Provided material
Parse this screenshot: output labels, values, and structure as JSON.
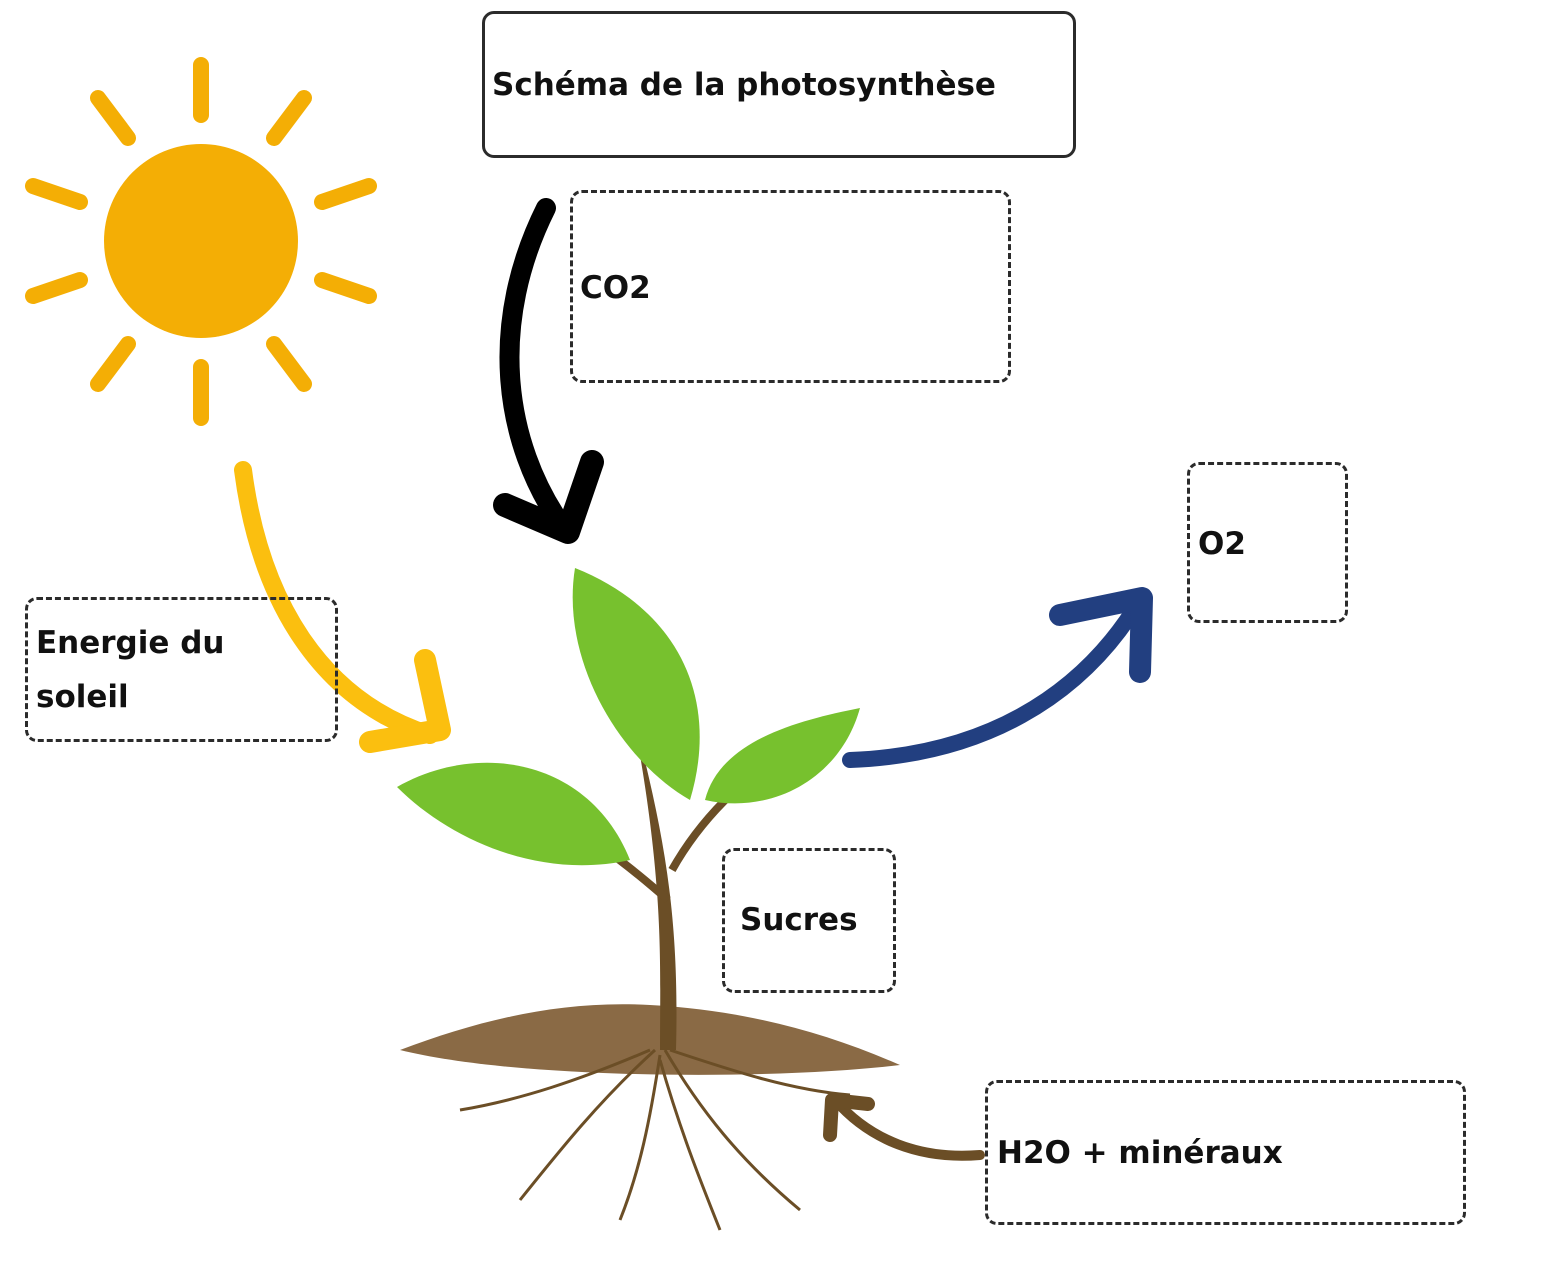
{
  "title": "Schéma de la photosynthèse",
  "labels": {
    "co2": "CO2",
    "o2": "O2",
    "energy": "Energie du soleil",
    "sugars": "Sucres",
    "water": "H2O + minéraux"
  }
}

What you will do
Copy the records above exactly. The pictures are not part of the copy.

Exercise result
Parse this screenshot: output labels, values, and structure as JSON.
{
  "title": "Schéma de la photosynthèse",
  "labels": {
    "co2": "CO2",
    "o2": "O2",
    "energy": "Energie du soleil",
    "sugars": "Sucres",
    "water": "H2O + minéraux"
  }
}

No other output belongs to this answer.